- **Problem to solve**: Which lines have the string "требованиям"? Copy all of them from the entries below.

-------- Data supplied

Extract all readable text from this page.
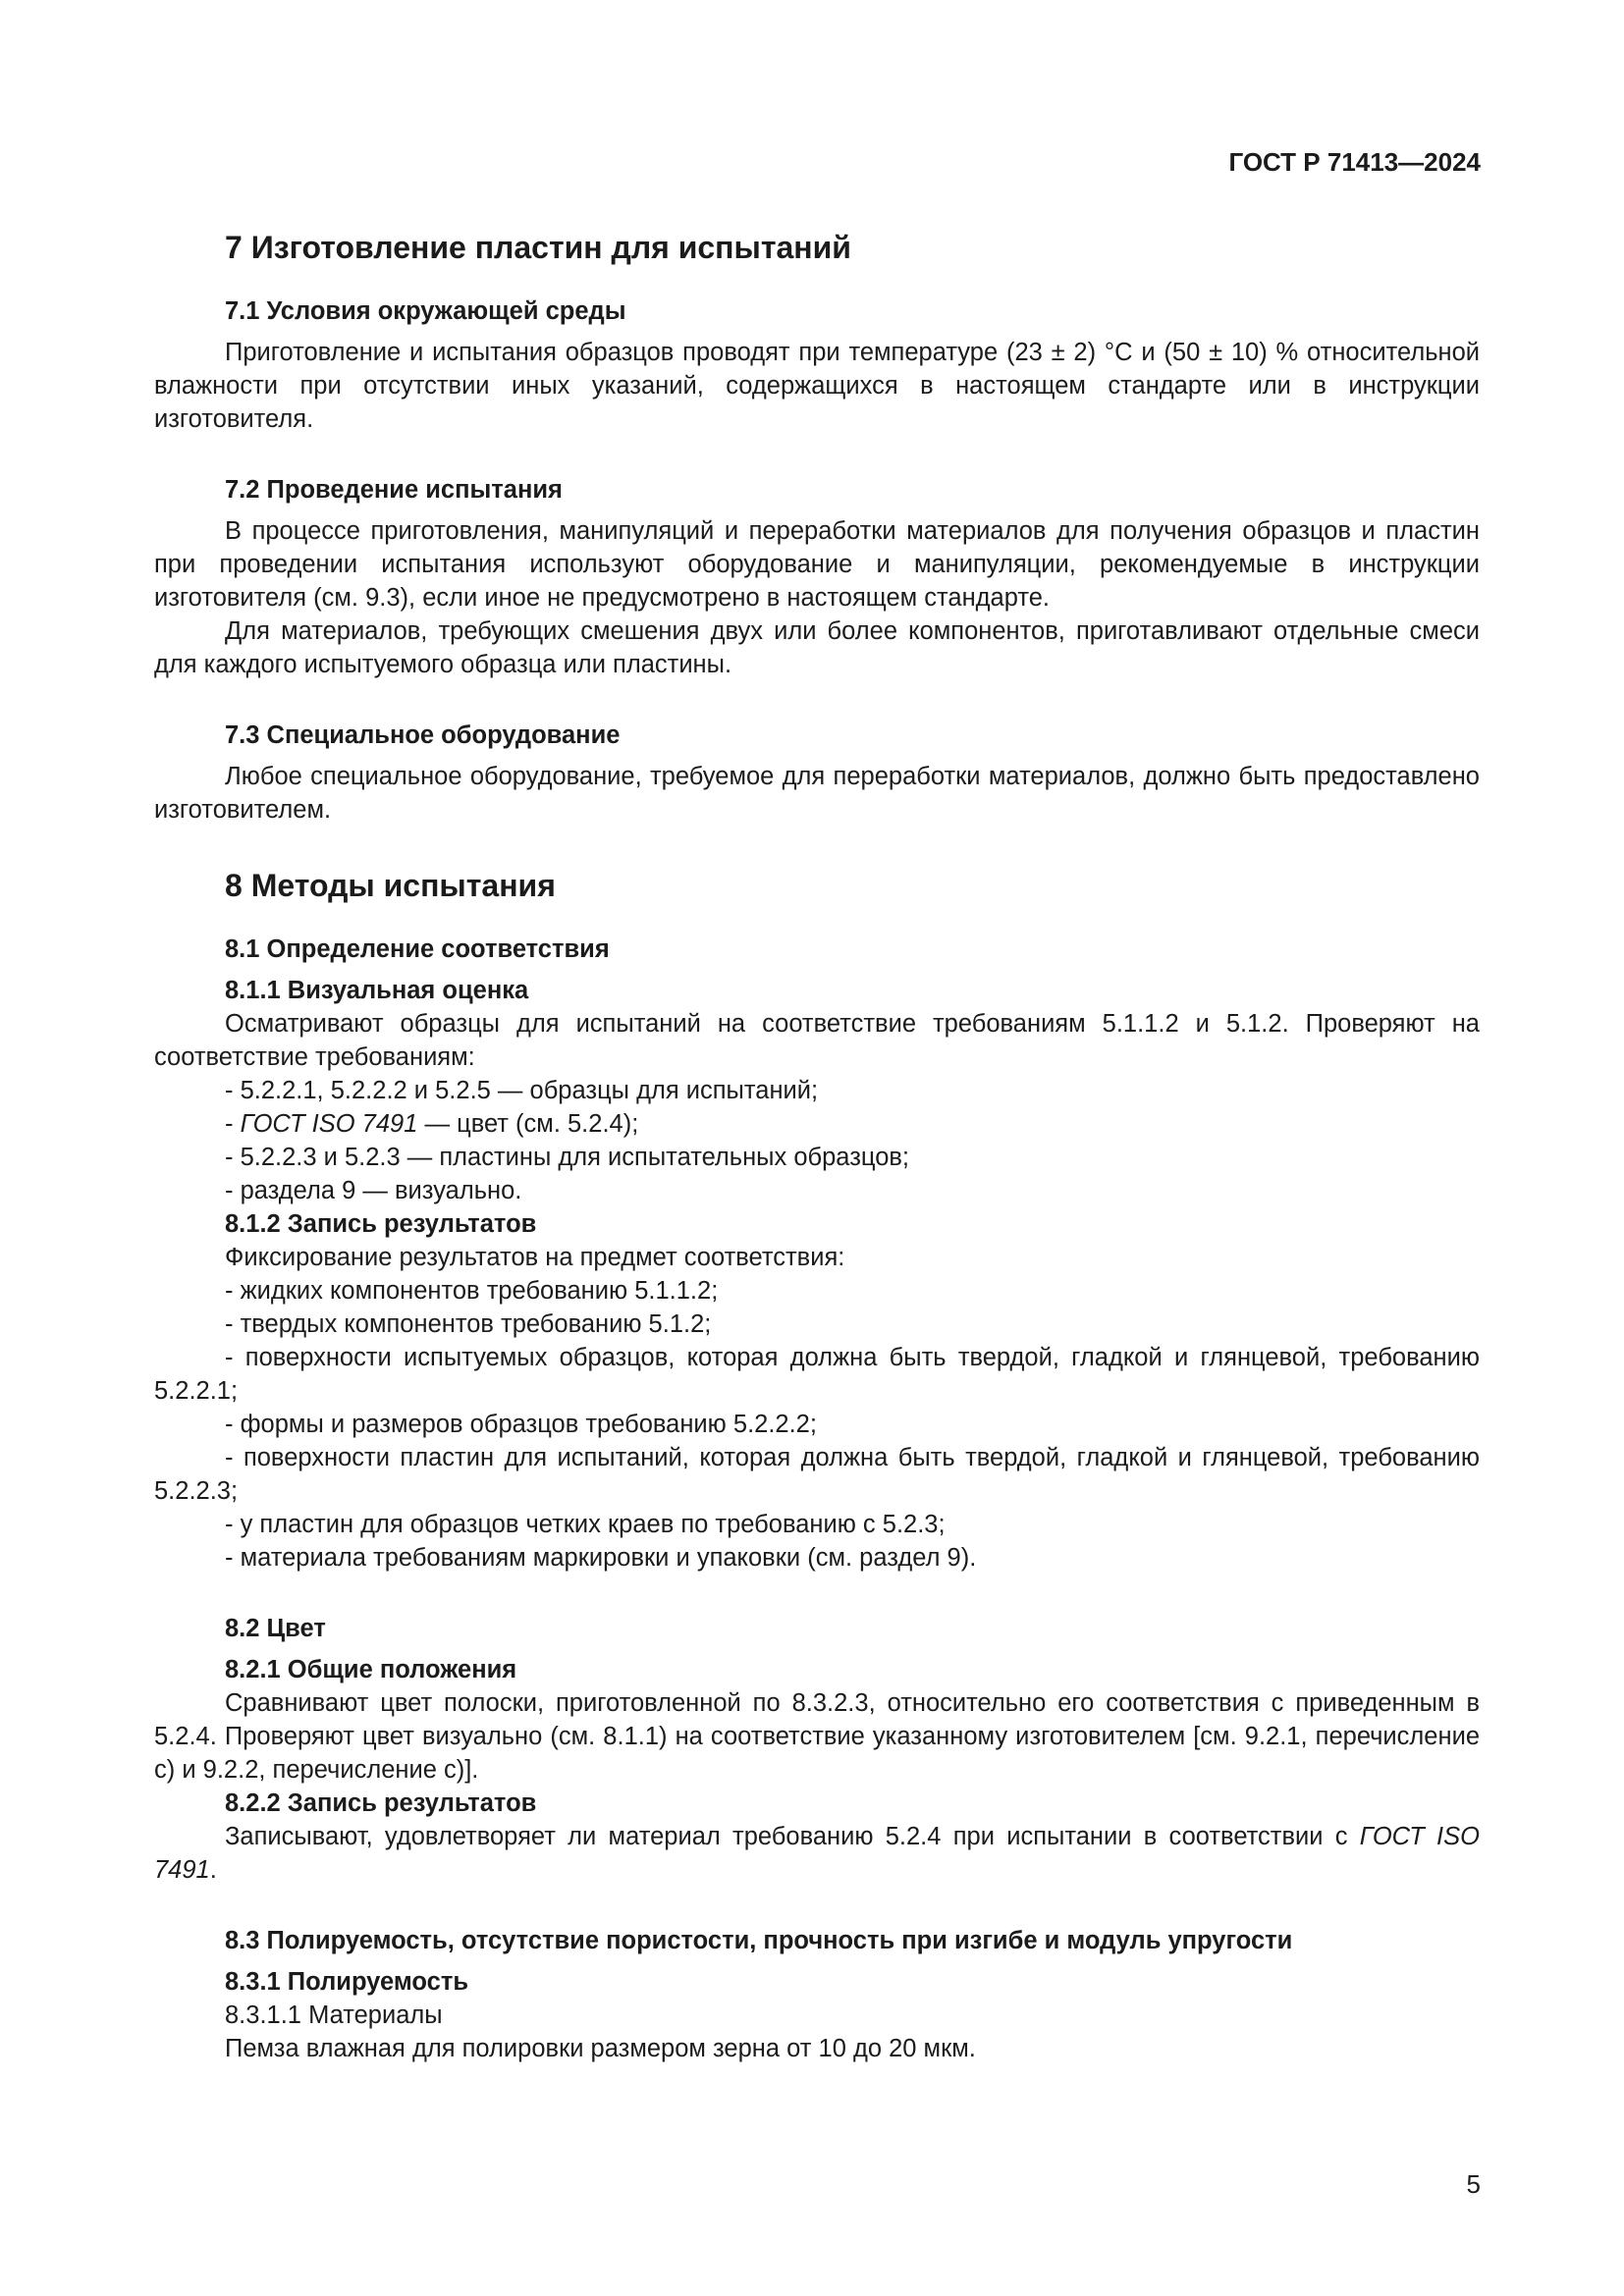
ГОСТ Р 71413—2024
7 Изготовление пластин для испытаний
7.1 Условия окружающей среды

Приготовление и испытания образцов проводят при температуре (23 ± 2) °С и (50 ± 10) % относительной влажности при отсутствии иных указаний, содержащихся в настоящем стандарте или в инструкции изготовителя.

7.2 Проведение испытания

В процессе приготовления, манипуляций и переработки материалов для получения образцов и пластин при проведении испытания используют оборудование и манипуляции, рекомендуемые в инструкции изготовителя (см. 9.3), если иное не предусмотрено в настоящем стандарте.

Для материалов, требующих смешения двух или более компонентов, приготавливают отдельные смеси для каждого испытуемого образца или пластины.

7.3 Специальное оборудование

Любое специальное оборудование, требуемое для переработки материалов, должно быть предоставлено изготовителем.

8 Методы испытания
8.1 Определение соответствия
8.1.1 Визуальная оценка

Осматривают образцы для испытаний на соответствие требованиям 5.1.1.2 и 5.1.2. Проверяют на соответствие требованиям:

- 5.2.2.1, 5.2.2.2 и 5.2.5 — образцы для испытаний;
- ГОСТ ISO 7491 — цвет (см. 5.2.4);
- 5.2.2.3 и 5.2.3 — пластины для испытательных образцов;
- раздела 9 — визуально.
8.1.2 Запись результатов
Фиксирование результатов на предмет соответствия:
- жидких компонентов требованию 5.1.1.2;
- твердых компонентов требованию 5.1.2;

- поверхности испытуемых образцов, которая должна быть твердой, гладкой и глянцевой, требованию 5.2.2.1;

- формы и размеров образцов требованию 5.2.2.2;

- поверхности пластин для испытаний, которая должна быть твердой, гладкой и глянцевой, требованию 5.2.2.3;

- у пластин для образцов четких краев по требованию с 5.2.3;
- материала требованиям маркировки и упаковки (см. раздел 9).
8.2 Цвет
8.2.1 Общие положения

Сравнивают цвет полоски, приготовленной по 8.3.2.3, относительно его соответствия с приведенным в 5.2.4. Проверяют цвет визуально (см. 8.1.1) на соответствие указанному изготовителем [см. 9.2.1, перечисление с) и 9.2.2, перечисление с)].

8.2.2 Запись результатов

Записывают, удовлетворяет ли материал требованию 5.2.4 при испытании в соответствии с ГОСТ ISO 7491.

8.3 Полируемость, отсутствие пористости, прочность при изгибе и модуль упругости
8.3.1 Полируемость
8.3.1.1 Материалы
Пемза влажная для полировки размером зерна от 10 до 20 мкм.
5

----------------

- **Right answer**:
Осматривают образцы для испытаний на соответствие требованиям 5.1.1.2 и 5.1.2. Проверяют на соответствие требованиям:
- материала требованиям маркировки и упаковки (см. раздел 9).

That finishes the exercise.